## WHAT IS REQUIRED:
Word for word, repeat the entries, minus the pictures.

[START INFORMATION GIVEN]

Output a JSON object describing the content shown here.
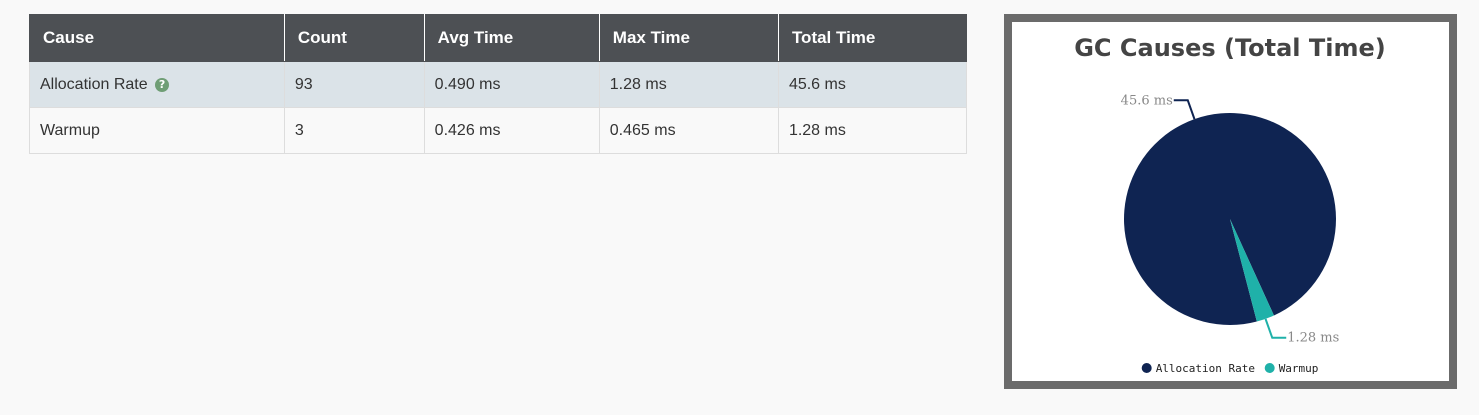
{
  "table": {
    "headers": [
      "Cause",
      "Count",
      "Avg Time",
      "Max Time",
      "Total Time"
    ],
    "rows": [
      {
        "cause": "Allocation Rate",
        "count": "93",
        "avg": "0.490 ms",
        "max": "1.28 ms",
        "total": "45.6 ms",
        "has_help": true
      },
      {
        "cause": "Warmup",
        "count": "3",
        "avg": "0.426 ms",
        "max": "0.465 ms",
        "total": "1.28 ms",
        "has_help": false
      }
    ],
    "help_icon_glyph": "?"
  },
  "colors": {
    "header_bg": "#4d5054",
    "row_highlight": "#dbe3e8",
    "help_icon": "#6f9e75",
    "series_allocation": "#0f2452",
    "series_warmup": "#1fb1a9"
  },
  "chart_data": {
    "type": "pie",
    "title": "GC Causes (Total Time)",
    "categories": [
      "Allocation Rate",
      "Warmup"
    ],
    "values": [
      45.6,
      1.28
    ],
    "labels": [
      "45.6 ms",
      "1.28 ms"
    ],
    "colors": [
      "#0f2452",
      "#1fb1a9"
    ],
    "legend": "bottom"
  }
}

[END INFORMATION GIVEN]

## RESULT OF THE EXERCISE:
Output a JSON object describing the content shown here.
{
  "table": {
    "headers": [
      "Cause",
      "Count",
      "Avg Time",
      "Max Time",
      "Total Time"
    ],
    "rows": [
      {
        "cause": "Allocation Rate",
        "count": "93",
        "avg": "0.490 ms",
        "max": "1.28 ms",
        "total": "45.6 ms",
        "has_help": true
      },
      {
        "cause": "Warmup",
        "count": "3",
        "avg": "0.426 ms",
        "max": "0.465 ms",
        "total": "1.28 ms",
        "has_help": false
      }
    ],
    "help_icon_glyph": "?"
  },
  "colors": {
    "header_bg": "#4d5054",
    "row_highlight": "#dbe3e8",
    "help_icon": "#6f9e75",
    "series_allocation": "#0f2452",
    "series_warmup": "#1fb1a9"
  },
  "chart_data": {
    "type": "pie",
    "title": "GC Causes (Total Time)",
    "categories": [
      "Allocation Rate",
      "Warmup"
    ],
    "values": [
      45.6,
      1.28
    ],
    "labels": [
      "45.6 ms",
      "1.28 ms"
    ],
    "colors": [
      "#0f2452",
      "#1fb1a9"
    ],
    "legend": "bottom"
  }
}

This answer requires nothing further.